- [TASK PROMPT] Repeat the listing in full, exactly as it stands.

- [STORED DATA]
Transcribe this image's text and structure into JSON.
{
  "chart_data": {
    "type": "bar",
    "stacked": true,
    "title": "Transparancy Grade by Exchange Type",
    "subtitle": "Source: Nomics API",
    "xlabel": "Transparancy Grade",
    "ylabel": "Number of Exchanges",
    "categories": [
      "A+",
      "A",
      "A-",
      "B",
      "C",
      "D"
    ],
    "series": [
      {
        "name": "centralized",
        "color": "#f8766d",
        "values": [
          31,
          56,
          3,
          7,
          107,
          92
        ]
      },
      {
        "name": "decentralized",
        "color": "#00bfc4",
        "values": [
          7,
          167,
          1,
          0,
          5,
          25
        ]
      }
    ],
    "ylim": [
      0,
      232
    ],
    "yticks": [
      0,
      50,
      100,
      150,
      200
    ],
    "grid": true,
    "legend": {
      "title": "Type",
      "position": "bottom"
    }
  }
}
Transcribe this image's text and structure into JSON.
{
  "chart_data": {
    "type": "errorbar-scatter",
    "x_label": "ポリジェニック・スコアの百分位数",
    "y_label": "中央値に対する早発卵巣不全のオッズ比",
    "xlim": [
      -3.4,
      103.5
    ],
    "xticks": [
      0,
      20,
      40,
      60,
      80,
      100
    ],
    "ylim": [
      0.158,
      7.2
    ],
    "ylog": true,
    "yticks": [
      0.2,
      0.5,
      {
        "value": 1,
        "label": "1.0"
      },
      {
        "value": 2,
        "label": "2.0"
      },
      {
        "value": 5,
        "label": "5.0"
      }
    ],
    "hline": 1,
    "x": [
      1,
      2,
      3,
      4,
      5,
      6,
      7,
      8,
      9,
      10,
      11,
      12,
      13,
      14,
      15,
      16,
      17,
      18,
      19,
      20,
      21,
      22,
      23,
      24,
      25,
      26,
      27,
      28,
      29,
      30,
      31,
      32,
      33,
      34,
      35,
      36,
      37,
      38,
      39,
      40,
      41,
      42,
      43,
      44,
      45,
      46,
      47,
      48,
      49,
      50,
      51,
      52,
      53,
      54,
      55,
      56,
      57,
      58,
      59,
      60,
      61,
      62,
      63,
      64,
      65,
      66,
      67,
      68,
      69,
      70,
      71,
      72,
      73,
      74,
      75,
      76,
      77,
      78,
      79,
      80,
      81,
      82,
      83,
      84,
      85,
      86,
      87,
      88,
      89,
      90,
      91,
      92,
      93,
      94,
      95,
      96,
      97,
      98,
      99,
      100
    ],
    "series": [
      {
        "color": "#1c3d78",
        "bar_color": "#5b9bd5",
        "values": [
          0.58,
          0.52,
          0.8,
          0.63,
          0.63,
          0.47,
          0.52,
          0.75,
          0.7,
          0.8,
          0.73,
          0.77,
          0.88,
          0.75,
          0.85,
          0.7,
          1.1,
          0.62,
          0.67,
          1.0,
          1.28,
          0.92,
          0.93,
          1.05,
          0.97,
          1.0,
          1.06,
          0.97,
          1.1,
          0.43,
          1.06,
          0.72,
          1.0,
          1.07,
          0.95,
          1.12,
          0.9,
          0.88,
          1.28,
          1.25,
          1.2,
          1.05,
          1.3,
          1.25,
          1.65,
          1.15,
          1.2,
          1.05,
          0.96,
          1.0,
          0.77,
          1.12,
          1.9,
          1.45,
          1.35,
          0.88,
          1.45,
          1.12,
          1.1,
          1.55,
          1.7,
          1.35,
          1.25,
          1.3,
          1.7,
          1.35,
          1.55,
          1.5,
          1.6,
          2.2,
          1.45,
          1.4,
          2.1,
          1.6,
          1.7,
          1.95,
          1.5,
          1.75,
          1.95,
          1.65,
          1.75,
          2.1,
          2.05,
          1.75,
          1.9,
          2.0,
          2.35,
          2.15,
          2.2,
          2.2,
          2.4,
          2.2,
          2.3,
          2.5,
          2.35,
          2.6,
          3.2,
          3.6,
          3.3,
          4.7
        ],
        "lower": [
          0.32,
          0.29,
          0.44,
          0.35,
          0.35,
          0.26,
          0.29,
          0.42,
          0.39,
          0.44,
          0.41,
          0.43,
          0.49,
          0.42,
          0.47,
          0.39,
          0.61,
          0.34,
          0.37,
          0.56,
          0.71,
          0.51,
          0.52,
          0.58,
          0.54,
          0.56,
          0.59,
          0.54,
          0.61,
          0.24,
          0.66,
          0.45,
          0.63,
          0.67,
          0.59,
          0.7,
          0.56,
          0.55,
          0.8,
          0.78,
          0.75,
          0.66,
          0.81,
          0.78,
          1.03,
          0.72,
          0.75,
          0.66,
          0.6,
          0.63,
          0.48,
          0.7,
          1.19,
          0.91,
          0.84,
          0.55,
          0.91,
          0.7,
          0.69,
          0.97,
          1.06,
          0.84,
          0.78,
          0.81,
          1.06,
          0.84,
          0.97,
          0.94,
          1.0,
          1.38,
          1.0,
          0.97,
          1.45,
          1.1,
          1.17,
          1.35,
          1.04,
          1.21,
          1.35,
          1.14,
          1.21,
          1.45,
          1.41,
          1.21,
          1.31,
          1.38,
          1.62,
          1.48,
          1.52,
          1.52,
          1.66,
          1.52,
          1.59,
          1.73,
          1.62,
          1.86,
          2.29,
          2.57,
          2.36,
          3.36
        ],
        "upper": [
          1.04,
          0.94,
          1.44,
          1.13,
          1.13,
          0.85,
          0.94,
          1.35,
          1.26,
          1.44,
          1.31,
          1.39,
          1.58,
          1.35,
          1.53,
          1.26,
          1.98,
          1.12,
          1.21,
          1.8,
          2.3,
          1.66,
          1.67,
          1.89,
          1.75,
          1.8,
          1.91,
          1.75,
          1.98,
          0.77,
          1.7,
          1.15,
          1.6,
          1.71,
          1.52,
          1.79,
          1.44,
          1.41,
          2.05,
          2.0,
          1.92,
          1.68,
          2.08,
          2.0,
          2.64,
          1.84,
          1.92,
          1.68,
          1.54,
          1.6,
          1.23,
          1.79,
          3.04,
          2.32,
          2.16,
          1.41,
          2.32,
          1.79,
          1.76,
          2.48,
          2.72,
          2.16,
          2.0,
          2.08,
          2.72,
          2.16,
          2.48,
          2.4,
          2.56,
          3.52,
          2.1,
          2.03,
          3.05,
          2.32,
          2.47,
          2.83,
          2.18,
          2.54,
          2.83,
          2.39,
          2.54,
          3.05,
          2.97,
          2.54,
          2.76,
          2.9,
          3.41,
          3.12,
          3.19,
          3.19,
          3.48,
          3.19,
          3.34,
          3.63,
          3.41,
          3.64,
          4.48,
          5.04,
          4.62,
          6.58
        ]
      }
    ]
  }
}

- [EXERCISE ANSWER]
Transcribe this image's text and structure into JSON.
{
  "chart_data": {
    "type": "bar",
    "stacked": true,
    "title": "Transparancy Grade by Exchange Type",
    "subtitle": "Source: Nomics API",
    "xlabel": "Transparancy Grade",
    "ylabel": "Number of Exchanges",
    "categories": [
      "A+",
      "A",
      "A-",
      "B",
      "C",
      "D"
    ],
    "series": [
      {
        "name": "centralized",
        "color": "#f8766d",
        "values": [
          31,
          56,
          3,
          7,
          107,
          92
        ]
      },
      {
        "name": "decentralized",
        "color": "#00bfc4",
        "values": [
          7,
          167,
          1,
          0,
          5,
          25
        ]
      }
    ],
    "ylim": [
      0,
      232
    ],
    "yticks": [
      0,
      50,
      100,
      150,
      200
    ],
    "grid": true,
    "legend": {
      "title": "Type",
      "position": "bottom"
    }
  }
}
Transcribe this image's text and structure into JSON.
{
  "chart_data": {
    "type": "errorbar-scatter",
    "x_label": "ポリジェニック・スコアの百分位数",
    "y_label": "中央値に対する早発卵巣不全のオッズ比",
    "xlim": [
      -3.4,
      103.5
    ],
    "xticks": [
      0,
      20,
      40,
      60,
      80,
      100
    ],
    "ylim": [
      0.158,
      7.2
    ],
    "ylog": true,
    "yticks": [
      0.2,
      0.5,
      {
        "value": 1,
        "label": "1.0"
      },
      {
        "value": 2,
        "label": "2.0"
      },
      {
        "value": 5,
        "label": "5.0"
      }
    ],
    "hline": 1,
    "x": [
      1,
      2,
      3,
      4,
      5,
      6,
      7,
      8,
      9,
      10,
      11,
      12,
      13,
      14,
      15,
      16,
      17,
      18,
      19,
      20,
      21,
      22,
      23,
      24,
      25,
      26,
      27,
      28,
      29,
      30,
      31,
      32,
      33,
      34,
      35,
      36,
      37,
      38,
      39,
      40,
      41,
      42,
      43,
      44,
      45,
      46,
      47,
      48,
      49,
      50,
      51,
      52,
      53,
      54,
      55,
      56,
      57,
      58,
      59,
      60,
      61,
      62,
      63,
      64,
      65,
      66,
      67,
      68,
      69,
      70,
      71,
      72,
      73,
      74,
      75,
      76,
      77,
      78,
      79,
      80,
      81,
      82,
      83,
      84,
      85,
      86,
      87,
      88,
      89,
      90,
      91,
      92,
      93,
      94,
      95,
      96,
      97,
      98,
      99,
      100
    ],
    "series": [
      {
        "color": "#1c3d78",
        "bar_color": "#5b9bd5",
        "values": [
          0.58,
          0.52,
          0.8,
          0.63,
          0.63,
          0.47,
          0.52,
          0.75,
          0.7,
          0.8,
          0.73,
          0.77,
          0.88,
          0.75,
          0.85,
          0.7,
          1.1,
          0.62,
          0.67,
          1.0,
          1.28,
          0.92,
          0.93,
          1.05,
          0.97,
          1.0,
          1.06,
          0.97,
          1.1,
          0.43,
          1.06,
          0.72,
          1.0,
          1.07,
          0.95,
          1.12,
          0.9,
          0.88,
          1.28,
          1.25,
          1.2,
          1.05,
          1.3,
          1.25,
          1.65,
          1.15,
          1.2,
          1.05,
          0.96,
          1.0,
          0.77,
          1.12,
          1.9,
          1.45,
          1.35,
          0.88,
          1.45,
          1.12,
          1.1,
          1.55,
          1.7,
          1.35,
          1.25,
          1.3,
          1.7,
          1.35,
          1.55,
          1.5,
          1.6,
          2.2,
          1.45,
          1.4,
          2.1,
          1.6,
          1.7,
          1.95,
          1.5,
          1.75,
          1.95,
          1.65,
          1.75,
          2.1,
          2.05,
          1.75,
          1.9,
          2.0,
          2.35,
          2.15,
          2.2,
          2.2,
          2.4,
          2.2,
          2.3,
          2.5,
          2.35,
          2.6,
          3.2,
          3.6,
          3.3,
          4.7
        ],
        "lower": [
          0.32,
          0.29,
          0.44,
          0.35,
          0.35,
          0.26,
          0.29,
          0.42,
          0.39,
          0.44,
          0.41,
          0.43,
          0.49,
          0.42,
          0.47,
          0.39,
          0.61,
          0.34,
          0.37,
          0.56,
          0.71,
          0.51,
          0.52,
          0.58,
          0.54,
          0.56,
          0.59,
          0.54,
          0.61,
          0.24,
          0.66,
          0.45,
          0.63,
          0.67,
          0.59,
          0.7,
          0.56,
          0.55,
          0.8,
          0.78,
          0.75,
          0.66,
          0.81,
          0.78,
          1.03,
          0.72,
          0.75,
          0.66,
          0.6,
          0.63,
          0.48,
          0.7,
          1.19,
          0.91,
          0.84,
          0.55,
          0.91,
          0.7,
          0.69,
          0.97,
          1.06,
          0.84,
          0.78,
          0.81,
          1.06,
          0.84,
          0.97,
          0.94,
          1.0,
          1.38,
          1.0,
          0.97,
          1.45,
          1.1,
          1.17,
          1.35,
          1.04,
          1.21,
          1.35,
          1.14,
          1.21,
          1.45,
          1.41,
          1.21,
          1.31,
          1.38,
          1.62,
          1.48,
          1.52,
          1.52,
          1.66,
          1.52,
          1.59,
          1.73,
          1.62,
          1.86,
          2.29,
          2.57,
          2.36,
          3.36
        ],
        "upper": [
          1.04,
          0.94,
          1.44,
          1.13,
          1.13,
          0.85,
          0.94,
          1.35,
          1.26,
          1.44,
          1.31,
          1.39,
          1.58,
          1.35,
          1.53,
          1.26,
          1.98,
          1.12,
          1.21,
          1.8,
          2.3,
          1.66,
          1.67,
          1.89,
          1.75,
          1.8,
          1.91,
          1.75,
          1.98,
          0.77,
          1.7,
          1.15,
          1.6,
          1.71,
          1.52,
          1.79,
          1.44,
          1.41,
          2.05,
          2.0,
          1.92,
          1.68,
          2.08,
          2.0,
          2.64,
          1.84,
          1.92,
          1.68,
          1.54,
          1.6,
          1.23,
          1.79,
          3.04,
          2.32,
          2.16,
          1.41,
          2.32,
          1.79,
          1.76,
          2.48,
          2.72,
          2.16,
          2.0,
          2.08,
          2.72,
          2.16,
          2.48,
          2.4,
          2.56,
          3.52,
          2.1,
          2.03,
          3.05,
          2.32,
          2.47,
          2.83,
          2.18,
          2.54,
          2.83,
          2.39,
          2.54,
          3.05,
          2.97,
          2.54,
          2.76,
          2.9,
          3.41,
          3.12,
          3.19,
          3.19,
          3.48,
          3.19,
          3.34,
          3.63,
          3.41,
          3.64,
          4.48,
          5.04,
          4.62,
          6.58
        ]
      }
    ]
  }
}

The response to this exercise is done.